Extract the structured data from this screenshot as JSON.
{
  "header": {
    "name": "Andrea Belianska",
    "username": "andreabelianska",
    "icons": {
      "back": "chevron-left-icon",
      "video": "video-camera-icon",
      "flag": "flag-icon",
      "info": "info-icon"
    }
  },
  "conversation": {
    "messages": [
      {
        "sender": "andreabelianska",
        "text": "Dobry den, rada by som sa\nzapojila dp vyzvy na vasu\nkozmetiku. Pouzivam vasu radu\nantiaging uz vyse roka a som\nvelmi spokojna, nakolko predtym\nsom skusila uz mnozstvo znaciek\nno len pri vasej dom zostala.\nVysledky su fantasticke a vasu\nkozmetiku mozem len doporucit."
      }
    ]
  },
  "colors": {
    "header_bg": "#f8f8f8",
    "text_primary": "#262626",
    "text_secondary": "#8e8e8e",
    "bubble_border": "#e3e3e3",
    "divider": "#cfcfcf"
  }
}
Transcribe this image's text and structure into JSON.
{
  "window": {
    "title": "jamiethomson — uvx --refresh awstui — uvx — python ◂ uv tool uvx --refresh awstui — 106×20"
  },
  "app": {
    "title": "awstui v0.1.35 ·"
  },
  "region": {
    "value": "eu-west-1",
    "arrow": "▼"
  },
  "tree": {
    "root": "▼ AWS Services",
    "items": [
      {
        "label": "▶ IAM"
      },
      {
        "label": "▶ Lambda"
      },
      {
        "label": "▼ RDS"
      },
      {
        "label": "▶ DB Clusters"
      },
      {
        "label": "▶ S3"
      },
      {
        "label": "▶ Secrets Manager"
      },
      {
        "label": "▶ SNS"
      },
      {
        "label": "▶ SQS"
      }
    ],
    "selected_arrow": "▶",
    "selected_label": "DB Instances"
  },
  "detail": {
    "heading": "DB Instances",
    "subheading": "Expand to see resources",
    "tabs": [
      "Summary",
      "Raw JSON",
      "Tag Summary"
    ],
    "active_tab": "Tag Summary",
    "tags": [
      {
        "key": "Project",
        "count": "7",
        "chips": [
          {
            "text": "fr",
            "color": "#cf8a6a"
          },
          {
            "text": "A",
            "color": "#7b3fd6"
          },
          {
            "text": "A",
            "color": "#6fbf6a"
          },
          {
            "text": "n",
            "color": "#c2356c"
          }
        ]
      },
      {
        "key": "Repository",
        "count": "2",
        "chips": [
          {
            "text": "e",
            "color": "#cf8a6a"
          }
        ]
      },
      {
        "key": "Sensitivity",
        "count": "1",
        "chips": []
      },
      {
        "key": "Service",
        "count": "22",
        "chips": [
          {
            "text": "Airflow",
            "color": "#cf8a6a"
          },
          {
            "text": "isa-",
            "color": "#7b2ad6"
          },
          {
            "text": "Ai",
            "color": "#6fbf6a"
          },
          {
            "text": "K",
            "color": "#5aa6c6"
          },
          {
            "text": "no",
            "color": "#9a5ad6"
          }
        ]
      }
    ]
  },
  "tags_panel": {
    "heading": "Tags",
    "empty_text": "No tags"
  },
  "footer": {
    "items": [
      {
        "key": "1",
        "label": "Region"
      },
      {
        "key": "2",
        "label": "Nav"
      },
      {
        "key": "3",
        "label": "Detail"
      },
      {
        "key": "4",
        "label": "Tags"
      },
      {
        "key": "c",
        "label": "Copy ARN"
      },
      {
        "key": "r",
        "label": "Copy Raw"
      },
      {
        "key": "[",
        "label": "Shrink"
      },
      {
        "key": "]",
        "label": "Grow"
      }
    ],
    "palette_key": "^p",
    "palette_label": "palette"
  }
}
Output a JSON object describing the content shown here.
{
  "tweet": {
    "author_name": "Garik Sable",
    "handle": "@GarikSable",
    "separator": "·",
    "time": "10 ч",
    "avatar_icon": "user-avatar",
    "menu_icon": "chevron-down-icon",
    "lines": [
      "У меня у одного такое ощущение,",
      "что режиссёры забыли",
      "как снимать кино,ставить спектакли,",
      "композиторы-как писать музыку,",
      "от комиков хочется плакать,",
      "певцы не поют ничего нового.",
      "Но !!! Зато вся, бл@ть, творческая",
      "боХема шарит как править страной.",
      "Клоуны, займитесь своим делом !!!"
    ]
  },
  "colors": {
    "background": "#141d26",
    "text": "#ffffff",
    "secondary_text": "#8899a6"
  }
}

## Exercise requirements
Set down the entries verbatim, leaving none out.

## Written solution
Extract the structured data from this screenshot as JSON.
{
  "header": {
    "name": "Andrea Belianska",
    "username": "andreabelianska",
    "icons": {
      "back": "chevron-left-icon",
      "video": "video-camera-icon",
      "flag": "flag-icon",
      "info": "info-icon"
    }
  },
  "conversation": {
    "messages": [
      {
        "sender": "andreabelianska",
        "text": "Dobry den, rada by som sa\nzapojila dp vyzvy na vasu\nkozmetiku. Pouzivam vasu radu\nantiaging uz vyse roka a som\nvelmi spokojna, nakolko predtym\nsom skusila uz mnozstvo znaciek\nno len pri vasej dom zostala.\nVysledky su fantasticke a vasu\nkozmetiku mozem len doporucit."
      }
    ]
  },
  "colors": {
    "header_bg": "#f8f8f8",
    "text_primary": "#262626",
    "text_secondary": "#8e8e8e",
    "bubble_border": "#e3e3e3",
    "divider": "#cfcfcf"
  }
}
Transcribe this image's text and structure into JSON.
{
  "window": {
    "title": "jamiethomson — uvx --refresh awstui — uvx — python ◂ uv tool uvx --refresh awstui — 106×20"
  },
  "app": {
    "title": "awstui v0.1.35 ·"
  },
  "region": {
    "value": "eu-west-1",
    "arrow": "▼"
  },
  "tree": {
    "root": "▼ AWS Services",
    "items": [
      {
        "label": "▶ IAM"
      },
      {
        "label": "▶ Lambda"
      },
      {
        "label": "▼ RDS"
      },
      {
        "label": "▶ DB Clusters"
      },
      {
        "label": "▶ S3"
      },
      {
        "label": "▶ Secrets Manager"
      },
      {
        "label": "▶ SNS"
      },
      {
        "label": "▶ SQS"
      }
    ],
    "selected_arrow": "▶",
    "selected_label": "DB Instances"
  },
  "detail": {
    "heading": "DB Instances",
    "subheading": "Expand to see resources",
    "tabs": [
      "Summary",
      "Raw JSON",
      "Tag Summary"
    ],
    "active_tab": "Tag Summary",
    "tags": [
      {
        "key": "Project",
        "count": "7",
        "chips": [
          {
            "text": "fr",
            "color": "#cf8a6a"
          },
          {
            "text": "A",
            "color": "#7b3fd6"
          },
          {
            "text": "A",
            "color": "#6fbf6a"
          },
          {
            "text": "n",
            "color": "#c2356c"
          }
        ]
      },
      {
        "key": "Repository",
        "count": "2",
        "chips": [
          {
            "text": "e",
            "color": "#cf8a6a"
          }
        ]
      },
      {
        "key": "Sensitivity",
        "count": "1",
        "chips": []
      },
      {
        "key": "Service",
        "count": "22",
        "chips": [
          {
            "text": "Airflow",
            "color": "#cf8a6a"
          },
          {
            "text": "isa-",
            "color": "#7b2ad6"
          },
          {
            "text": "Ai",
            "color": "#6fbf6a"
          },
          {
            "text": "K",
            "color": "#5aa6c6"
          },
          {
            "text": "no",
            "color": "#9a5ad6"
          }
        ]
      }
    ]
  },
  "tags_panel": {
    "heading": "Tags",
    "empty_text": "No tags"
  },
  "footer": {
    "items": [
      {
        "key": "1",
        "label": "Region"
      },
      {
        "key": "2",
        "label": "Nav"
      },
      {
        "key": "3",
        "label": "Detail"
      },
      {
        "key": "4",
        "label": "Tags"
      },
      {
        "key": "c",
        "label": "Copy ARN"
      },
      {
        "key": "r",
        "label": "Copy Raw"
      },
      {
        "key": "[",
        "label": "Shrink"
      },
      {
        "key": "]",
        "label": "Grow"
      }
    ],
    "palette_key": "^p",
    "palette_label": "palette"
  }
}
Output a JSON object describing the content shown here.
{
  "tweet": {
    "author_name": "Garik Sable",
    "handle": "@GarikSable",
    "separator": "·",
    "time": "10 ч",
    "avatar_icon": "user-avatar",
    "menu_icon": "chevron-down-icon",
    "lines": [
      "У меня у одного такое ощущение,",
      "что режиссёры забыли",
      "как снимать кино,ставить спектакли,",
      "композиторы-как писать музыку,",
      "от комиков хочется плакать,",
      "певцы не поют ничего нового.",
      "Но !!! Зато вся, бл@ть, творческая",
      "боХема шарит как править страной.",
      "Клоуны, займитесь своим делом !!!"
    ]
  },
  "colors": {
    "background": "#141d26",
    "text": "#ffffff",
    "secondary_text": "#8899a6"
  }
}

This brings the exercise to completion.